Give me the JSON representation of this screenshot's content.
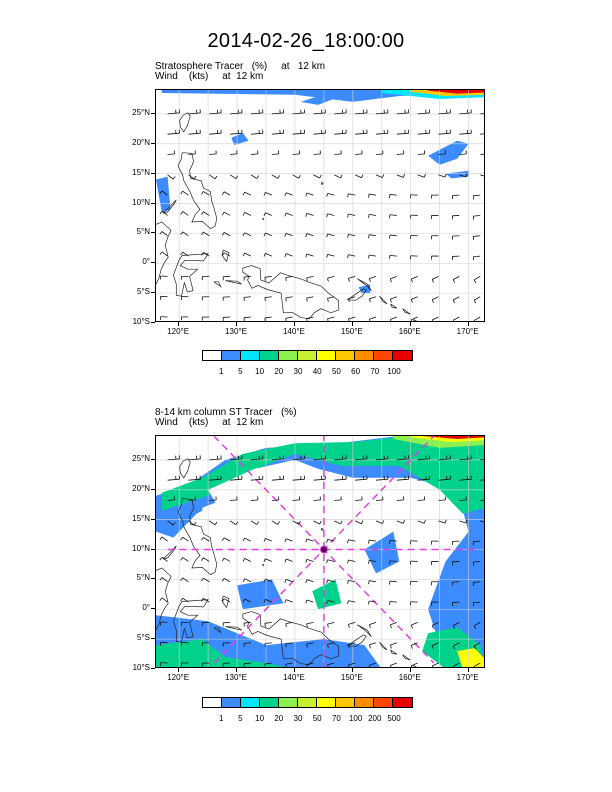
{
  "title": "2014-02-26_18:00:00",
  "panels": [
    {
      "subtitle_line1": "Stratosphere Tracer   (%)     at   12 km",
      "subtitle_line2": "Wind    (kts)     at  12 km",
      "lat_labels": [
        "25°N",
        "20°N",
        "15°N",
        "10°N",
        "5°N",
        "0°",
        "5°S",
        "10°S"
      ],
      "lon_labels": [
        "120°E",
        "130°E",
        "140°E",
        "150°E",
        "160°E",
        "170°E"
      ],
      "colorbar": {
        "labels": [
          "1",
          "5",
          "10",
          "20",
          "30",
          "40",
          "50",
          "60",
          "70",
          "100"
        ],
        "colors": [
          "#ffffff",
          "#3c8cff",
          "#00e6ff",
          "#00d28c",
          "#8cf050",
          "#c8f032",
          "#ffff00",
          "#ffc800",
          "#ff8c00",
          "#ff4600",
          "#e60000"
        ]
      }
    },
    {
      "subtitle_line1": "8-14 km column ST Tracer   (%)",
      "subtitle_line2": "Wind    (kts)     at  12 km",
      "lat_labels": [
        "25°N",
        "20°N",
        "15°N",
        "10°N",
        "5°N",
        "0°",
        "5°S",
        "10°S"
      ],
      "lon_labels": [
        "120°E",
        "130°E",
        "140°E",
        "150°E",
        "160°E",
        "170°E"
      ],
      "colorbar": {
        "labels": [
          "1",
          "5",
          "10",
          "20",
          "30",
          "50",
          "70",
          "100",
          "200",
          "500"
        ],
        "colors": [
          "#ffffff",
          "#3c8cff",
          "#00e6ff",
          "#00d28c",
          "#8cf050",
          "#c8f032",
          "#ffff00",
          "#ffc800",
          "#ff8c00",
          "#ff4600",
          "#e60000"
        ]
      }
    }
  ],
  "map": {
    "lon_range": [
      116,
      173
    ],
    "lat_range": [
      -10,
      29
    ],
    "projection": "cylindrical",
    "gridlines": true,
    "cross_center": {
      "lon": 145,
      "lat": 10
    },
    "cross_color": "#e040e0"
  }
}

=======

● Direction
Transcribe all the data word for word; the images stay out.

● Exercise solution
Give me the JSON representation of this screenshot's content.
{
  "title": "2014-02-26_18:00:00",
  "panels": [
    {
      "subtitle_line1": "Stratosphere Tracer   (%)     at   12 km",
      "subtitle_line2": "Wind    (kts)     at  12 km",
      "lat_labels": [
        "25°N",
        "20°N",
        "15°N",
        "10°N",
        "5°N",
        "0°",
        "5°S",
        "10°S"
      ],
      "lon_labels": [
        "120°E",
        "130°E",
        "140°E",
        "150°E",
        "160°E",
        "170°E"
      ],
      "colorbar": {
        "labels": [
          "1",
          "5",
          "10",
          "20",
          "30",
          "40",
          "50",
          "60",
          "70",
          "100"
        ],
        "colors": [
          "#ffffff",
          "#3c8cff",
          "#00e6ff",
          "#00d28c",
          "#8cf050",
          "#c8f032",
          "#ffff00",
          "#ffc800",
          "#ff8c00",
          "#ff4600",
          "#e60000"
        ]
      }
    },
    {
      "subtitle_line1": "8-14 km column ST Tracer   (%)",
      "subtitle_line2": "Wind    (kts)     at  12 km",
      "lat_labels": [
        "25°N",
        "20°N",
        "15°N",
        "10°N",
        "5°N",
        "0°",
        "5°S",
        "10°S"
      ],
      "lon_labels": [
        "120°E",
        "130°E",
        "140°E",
        "150°E",
        "160°E",
        "170°E"
      ],
      "colorbar": {
        "labels": [
          "1",
          "5",
          "10",
          "20",
          "30",
          "50",
          "70",
          "100",
          "200",
          "500"
        ],
        "colors": [
          "#ffffff",
          "#3c8cff",
          "#00e6ff",
          "#00d28c",
          "#8cf050",
          "#c8f032",
          "#ffff00",
          "#ffc800",
          "#ff8c00",
          "#ff4600",
          "#e60000"
        ]
      }
    }
  ],
  "map": {
    "lon_range": [
      116,
      173
    ],
    "lat_range": [
      -10,
      29
    ],
    "projection": "cylindrical",
    "gridlines": true,
    "cross_center": {
      "lon": 145,
      "lat": 10
    },
    "cross_color": "#e040e0"
  }
}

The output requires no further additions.